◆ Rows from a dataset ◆
^^^^^^^^^^^^^^^^

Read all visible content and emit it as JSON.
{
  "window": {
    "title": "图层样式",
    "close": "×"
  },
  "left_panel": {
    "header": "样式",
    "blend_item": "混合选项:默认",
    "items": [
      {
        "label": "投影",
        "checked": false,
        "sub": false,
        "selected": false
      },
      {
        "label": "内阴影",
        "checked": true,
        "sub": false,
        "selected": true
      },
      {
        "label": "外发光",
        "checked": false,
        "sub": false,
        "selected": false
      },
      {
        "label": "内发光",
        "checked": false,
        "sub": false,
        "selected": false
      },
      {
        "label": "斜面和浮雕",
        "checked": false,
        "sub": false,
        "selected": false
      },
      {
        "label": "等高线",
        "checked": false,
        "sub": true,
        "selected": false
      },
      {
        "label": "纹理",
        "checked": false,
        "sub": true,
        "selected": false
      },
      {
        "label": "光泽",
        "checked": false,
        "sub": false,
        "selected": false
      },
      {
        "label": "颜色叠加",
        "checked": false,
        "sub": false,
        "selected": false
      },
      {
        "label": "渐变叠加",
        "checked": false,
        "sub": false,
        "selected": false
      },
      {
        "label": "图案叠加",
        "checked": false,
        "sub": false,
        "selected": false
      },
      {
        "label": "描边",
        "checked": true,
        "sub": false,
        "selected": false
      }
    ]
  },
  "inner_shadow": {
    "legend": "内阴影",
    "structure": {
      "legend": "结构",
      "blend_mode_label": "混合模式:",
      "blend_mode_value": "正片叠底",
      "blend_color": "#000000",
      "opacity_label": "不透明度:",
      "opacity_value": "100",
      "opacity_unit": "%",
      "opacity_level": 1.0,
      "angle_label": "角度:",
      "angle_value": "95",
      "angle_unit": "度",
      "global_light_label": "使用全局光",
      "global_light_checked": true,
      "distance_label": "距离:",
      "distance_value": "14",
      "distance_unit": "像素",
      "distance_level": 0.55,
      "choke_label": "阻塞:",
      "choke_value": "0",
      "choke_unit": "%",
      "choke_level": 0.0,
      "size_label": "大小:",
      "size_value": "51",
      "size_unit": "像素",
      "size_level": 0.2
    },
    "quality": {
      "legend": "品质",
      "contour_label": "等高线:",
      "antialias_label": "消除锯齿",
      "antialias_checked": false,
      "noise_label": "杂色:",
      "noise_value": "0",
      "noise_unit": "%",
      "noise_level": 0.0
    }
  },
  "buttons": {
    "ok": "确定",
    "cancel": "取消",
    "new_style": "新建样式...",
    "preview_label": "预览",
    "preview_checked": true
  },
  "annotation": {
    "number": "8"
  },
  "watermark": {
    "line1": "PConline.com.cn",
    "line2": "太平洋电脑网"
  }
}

^^^^^^^^^^^^^^^^

◆ Set task ◆
Print out every entry, keeping each one exact.

◆ Task answer ◆
Read all visible content and emit it as JSON.
{
  "window": {
    "title": "图层样式",
    "close": "×"
  },
  "left_panel": {
    "header": "样式",
    "blend_item": "混合选项:默认",
    "items": [
      {
        "label": "投影",
        "checked": false,
        "sub": false,
        "selected": false
      },
      {
        "label": "内阴影",
        "checked": true,
        "sub": false,
        "selected": true
      },
      {
        "label": "外发光",
        "checked": false,
        "sub": false,
        "selected": false
      },
      {
        "label": "内发光",
        "checked": false,
        "sub": false,
        "selected": false
      },
      {
        "label": "斜面和浮雕",
        "checked": false,
        "sub": false,
        "selected": false
      },
      {
        "label": "等高线",
        "checked": false,
        "sub": true,
        "selected": false
      },
      {
        "label": "纹理",
        "checked": false,
        "sub": true,
        "selected": false
      },
      {
        "label": "光泽",
        "checked": false,
        "sub": false,
        "selected": false
      },
      {
        "label": "颜色叠加",
        "checked": false,
        "sub": false,
        "selected": false
      },
      {
        "label": "渐变叠加",
        "checked": false,
        "sub": false,
        "selected": false
      },
      {
        "label": "图案叠加",
        "checked": false,
        "sub": false,
        "selected": false
      },
      {
        "label": "描边",
        "checked": true,
        "sub": false,
        "selected": false
      }
    ]
  },
  "inner_shadow": {
    "legend": "内阴影",
    "structure": {
      "legend": "结构",
      "blend_mode_label": "混合模式:",
      "blend_mode_value": "正片叠底",
      "blend_color": "#000000",
      "opacity_label": "不透明度:",
      "opacity_value": "100",
      "opacity_unit": "%",
      "opacity_level": 1.0,
      "angle_label": "角度:",
      "angle_value": "95",
      "angle_unit": "度",
      "global_light_label": "使用全局光",
      "global_light_checked": true,
      "distance_label": "距离:",
      "distance_value": "14",
      "distance_unit": "像素",
      "distance_level": 0.55,
      "choke_label": "阻塞:",
      "choke_value": "0",
      "choke_unit": "%",
      "choke_level": 0.0,
      "size_label": "大小:",
      "size_value": "51",
      "size_unit": "像素",
      "size_level": 0.2
    },
    "quality": {
      "legend": "品质",
      "contour_label": "等高线:",
      "antialias_label": "消除锯齿",
      "antialias_checked": false,
      "noise_label": "杂色:",
      "noise_value": "0",
      "noise_unit": "%",
      "noise_level": 0.0
    }
  },
  "buttons": {
    "ok": "确定",
    "cancel": "取消",
    "new_style": "新建样式...",
    "preview_label": "预览",
    "preview_checked": true
  },
  "annotation": {
    "number": "8"
  },
  "watermark": {
    "line1": "PConline.com.cn",
    "line2": "太平洋电脑网"
  }
}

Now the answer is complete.